Exercise brief:
Repeat every record below exactly, but leave out any pictures.

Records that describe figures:
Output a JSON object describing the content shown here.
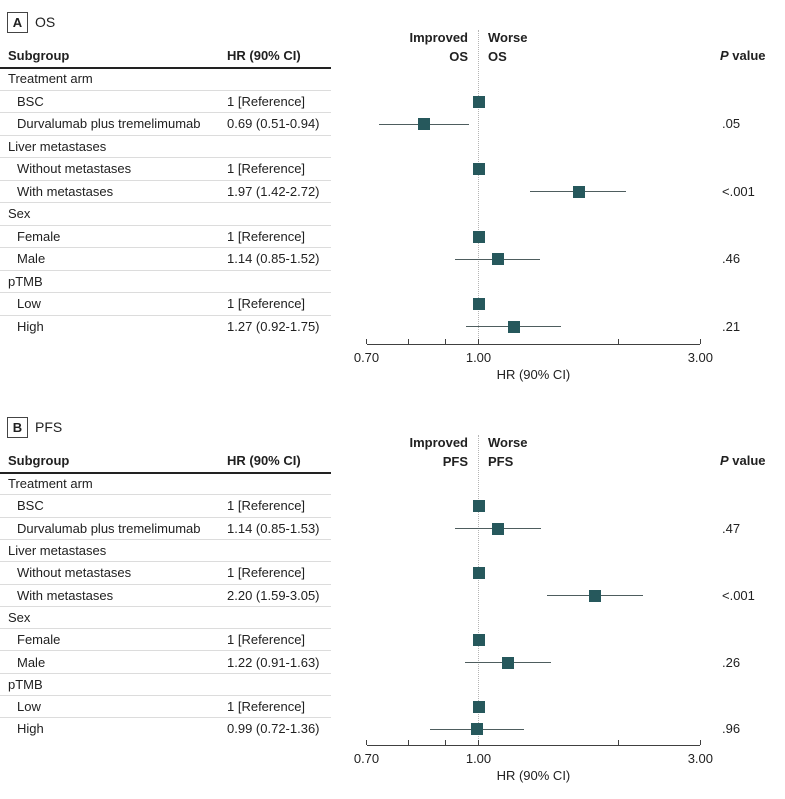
{
  "chart_data": [
    {
      "type": "scatter",
      "subtype": "forest-plot",
      "panel_label": "A",
      "title": "OS",
      "table_columns": [
        "Subgroup",
        "HR (90% CI)"
      ],
      "effect_label_left": [
        "Improved",
        "OS"
      ],
      "effect_label_right": [
        "Worse",
        "OS"
      ],
      "p_column_header_italic": "P",
      "p_column_header_rest": " value",
      "xlabel": "HR (90% CI)",
      "xscale": "log",
      "reference_line": 1.0,
      "x_ticks_major": [
        {
          "value": 0.7,
          "label": "0.70"
        },
        {
          "value": 1.0,
          "label": "1.00"
        },
        {
          "value": 3.0,
          "label": "3.00"
        }
      ],
      "x_ticks_minor": [
        0.8,
        0.9,
        2.0
      ],
      "rows": [
        {
          "kind": "group",
          "subgroup": "Treatment arm"
        },
        {
          "kind": "item",
          "subgroup": "BSC",
          "hr_ci_text": "1 [Reference]",
          "reference": true
        },
        {
          "kind": "item",
          "subgroup": "Durvalumab plus tremelimumab",
          "hr_ci_text": "0.69 (0.51-0.94)",
          "hr": 0.69,
          "ci_low": 0.51,
          "ci_high": 0.94,
          "p_value": ".05"
        },
        {
          "kind": "group",
          "subgroup": "Liver metastases"
        },
        {
          "kind": "item",
          "subgroup": "Without metastases",
          "hr_ci_text": "1 [Reference]",
          "reference": true
        },
        {
          "kind": "item",
          "subgroup": "With metastases",
          "hr_ci_text": "1.97 (1.42-2.72)",
          "hr": 1.97,
          "ci_low": 1.42,
          "ci_high": 2.72,
          "p_value": "<.001"
        },
        {
          "kind": "group",
          "subgroup": "Sex"
        },
        {
          "kind": "item",
          "subgroup": "Female",
          "hr_ci_text": "1 [Reference]",
          "reference": true
        },
        {
          "kind": "item",
          "subgroup": "Male",
          "hr_ci_text": "1.14 (0.85-1.52)",
          "hr": 1.14,
          "ci_low": 0.85,
          "ci_high": 1.52,
          "p_value": ".46"
        },
        {
          "kind": "group",
          "subgroup": "pTMB"
        },
        {
          "kind": "item",
          "subgroup": "Low",
          "hr_ci_text": "1 [Reference]",
          "reference": true
        },
        {
          "kind": "item",
          "subgroup": "High",
          "hr_ci_text": "1.27 (0.92-1.75)",
          "hr": 1.27,
          "ci_low": 0.92,
          "ci_high": 1.75,
          "p_value": ".21"
        }
      ]
    },
    {
      "type": "scatter",
      "subtype": "forest-plot",
      "panel_label": "B",
      "title": "PFS",
      "table_columns": [
        "Subgroup",
        "HR (90% CI)"
      ],
      "effect_label_left": [
        "Improved",
        "PFS"
      ],
      "effect_label_right": [
        "Worse",
        "PFS"
      ],
      "p_column_header_italic": "P",
      "p_column_header_rest": " value",
      "xlabel": "HR (90% CI)",
      "xscale": "log",
      "reference_line": 1.0,
      "x_ticks_major": [
        {
          "value": 0.7,
          "label": "0.70"
        },
        {
          "value": 1.0,
          "label": "1.00"
        },
        {
          "value": 3.0,
          "label": "3.00"
        }
      ],
      "x_ticks_minor": [
        0.8,
        0.9,
        2.0
      ],
      "rows": [
        {
          "kind": "group",
          "subgroup": "Treatment arm"
        },
        {
          "kind": "item",
          "subgroup": "BSC",
          "hr_ci_text": "1 [Reference]",
          "reference": true
        },
        {
          "kind": "item",
          "subgroup": "Durvalumab plus tremelimumab",
          "hr_ci_text": "1.14 (0.85-1.53)",
          "hr": 1.14,
          "ci_low": 0.85,
          "ci_high": 1.53,
          "p_value": ".47"
        },
        {
          "kind": "group",
          "subgroup": "Liver metastases"
        },
        {
          "kind": "item",
          "subgroup": "Without metastases",
          "hr_ci_text": "1 [Reference]",
          "reference": true
        },
        {
          "kind": "item",
          "subgroup": "With metastases",
          "hr_ci_text": "2.20 (1.59-3.05)",
          "hr": 2.2,
          "ci_low": 1.59,
          "ci_high": 3.05,
          "p_value": "<.001"
        },
        {
          "kind": "group",
          "subgroup": "Sex"
        },
        {
          "kind": "item",
          "subgroup": "Female",
          "hr_ci_text": "1 [Reference]",
          "reference": true
        },
        {
          "kind": "item",
          "subgroup": "Male",
          "hr_ci_text": "1.22 (0.91-1.63)",
          "hr": 1.22,
          "ci_low": 0.91,
          "ci_high": 1.63,
          "p_value": ".26"
        },
        {
          "kind": "group",
          "subgroup": "pTMB"
        },
        {
          "kind": "item",
          "subgroup": "Low",
          "hr_ci_text": "1 [Reference]",
          "reference": true
        },
        {
          "kind": "item",
          "subgroup": "High",
          "hr_ci_text": "0.99 (0.72-1.36)",
          "hr": 0.99,
          "ci_low": 0.72,
          "ci_high": 1.36,
          "p_value": ".96"
        }
      ]
    }
  ],
  "colors": {
    "marker": "#26585c",
    "ci_line": "#4e5d5e",
    "axis": "#404040",
    "reference_dotted_line": "#b5b5b5",
    "header_rule": "#222222",
    "row_rule": "#dcdcdc",
    "text": "#212121"
  }
}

The reply:
Output a JSON object describing the content shown here.
{
  "chart_data": [
    {
      "type": "scatter",
      "subtype": "forest-plot",
      "panel_label": "A",
      "title": "OS",
      "table_columns": [
        "Subgroup",
        "HR (90% CI)"
      ],
      "effect_label_left": [
        "Improved",
        "OS"
      ],
      "effect_label_right": [
        "Worse",
        "OS"
      ],
      "p_column_header_italic": "P",
      "p_column_header_rest": " value",
      "xlabel": "HR (90% CI)",
      "xscale": "log",
      "reference_line": 1.0,
      "x_ticks_major": [
        {
          "value": 0.7,
          "label": "0.70"
        },
        {
          "value": 1.0,
          "label": "1.00"
        },
        {
          "value": 3.0,
          "label": "3.00"
        }
      ],
      "x_ticks_minor": [
        0.8,
        0.9,
        2.0
      ],
      "rows": [
        {
          "kind": "group",
          "subgroup": "Treatment arm"
        },
        {
          "kind": "item",
          "subgroup": "BSC",
          "hr_ci_text": "1 [Reference]",
          "reference": true
        },
        {
          "kind": "item",
          "subgroup": "Durvalumab plus tremelimumab",
          "hr_ci_text": "0.69 (0.51-0.94)",
          "hr": 0.69,
          "ci_low": 0.51,
          "ci_high": 0.94,
          "p_value": ".05"
        },
        {
          "kind": "group",
          "subgroup": "Liver metastases"
        },
        {
          "kind": "item",
          "subgroup": "Without metastases",
          "hr_ci_text": "1 [Reference]",
          "reference": true
        },
        {
          "kind": "item",
          "subgroup": "With metastases",
          "hr_ci_text": "1.97 (1.42-2.72)",
          "hr": 1.97,
          "ci_low": 1.42,
          "ci_high": 2.72,
          "p_value": "<.001"
        },
        {
          "kind": "group",
          "subgroup": "Sex"
        },
        {
          "kind": "item",
          "subgroup": "Female",
          "hr_ci_text": "1 [Reference]",
          "reference": true
        },
        {
          "kind": "item",
          "subgroup": "Male",
          "hr_ci_text": "1.14 (0.85-1.52)",
          "hr": 1.14,
          "ci_low": 0.85,
          "ci_high": 1.52,
          "p_value": ".46"
        },
        {
          "kind": "group",
          "subgroup": "pTMB"
        },
        {
          "kind": "item",
          "subgroup": "Low",
          "hr_ci_text": "1 [Reference]",
          "reference": true
        },
        {
          "kind": "item",
          "subgroup": "High",
          "hr_ci_text": "1.27 (0.92-1.75)",
          "hr": 1.27,
          "ci_low": 0.92,
          "ci_high": 1.75,
          "p_value": ".21"
        }
      ]
    },
    {
      "type": "scatter",
      "subtype": "forest-plot",
      "panel_label": "B",
      "title": "PFS",
      "table_columns": [
        "Subgroup",
        "HR (90% CI)"
      ],
      "effect_label_left": [
        "Improved",
        "PFS"
      ],
      "effect_label_right": [
        "Worse",
        "PFS"
      ],
      "p_column_header_italic": "P",
      "p_column_header_rest": " value",
      "xlabel": "HR (90% CI)",
      "xscale": "log",
      "reference_line": 1.0,
      "x_ticks_major": [
        {
          "value": 0.7,
          "label": "0.70"
        },
        {
          "value": 1.0,
          "label": "1.00"
        },
        {
          "value": 3.0,
          "label": "3.00"
        }
      ],
      "x_ticks_minor": [
        0.8,
        0.9,
        2.0
      ],
      "rows": [
        {
          "kind": "group",
          "subgroup": "Treatment arm"
        },
        {
          "kind": "item",
          "subgroup": "BSC",
          "hr_ci_text": "1 [Reference]",
          "reference": true
        },
        {
          "kind": "item",
          "subgroup": "Durvalumab plus tremelimumab",
          "hr_ci_text": "1.14 (0.85-1.53)",
          "hr": 1.14,
          "ci_low": 0.85,
          "ci_high": 1.53,
          "p_value": ".47"
        },
        {
          "kind": "group",
          "subgroup": "Liver metastases"
        },
        {
          "kind": "item",
          "subgroup": "Without metastases",
          "hr_ci_text": "1 [Reference]",
          "reference": true
        },
        {
          "kind": "item",
          "subgroup": "With metastases",
          "hr_ci_text": "2.20 (1.59-3.05)",
          "hr": 2.2,
          "ci_low": 1.59,
          "ci_high": 3.05,
          "p_value": "<.001"
        },
        {
          "kind": "group",
          "subgroup": "Sex"
        },
        {
          "kind": "item",
          "subgroup": "Female",
          "hr_ci_text": "1 [Reference]",
          "reference": true
        },
        {
          "kind": "item",
          "subgroup": "Male",
          "hr_ci_text": "1.22 (0.91-1.63)",
          "hr": 1.22,
          "ci_low": 0.91,
          "ci_high": 1.63,
          "p_value": ".26"
        },
        {
          "kind": "group",
          "subgroup": "pTMB"
        },
        {
          "kind": "item",
          "subgroup": "Low",
          "hr_ci_text": "1 [Reference]",
          "reference": true
        },
        {
          "kind": "item",
          "subgroup": "High",
          "hr_ci_text": "0.99 (0.72-1.36)",
          "hr": 0.99,
          "ci_low": 0.72,
          "ci_high": 1.36,
          "p_value": ".96"
        }
      ]
    }
  ],
  "colors": {
    "marker": "#26585c",
    "ci_line": "#4e5d5e",
    "axis": "#404040",
    "reference_dotted_line": "#b5b5b5",
    "header_rule": "#222222",
    "row_rule": "#dcdcdc",
    "text": "#212121"
  }
}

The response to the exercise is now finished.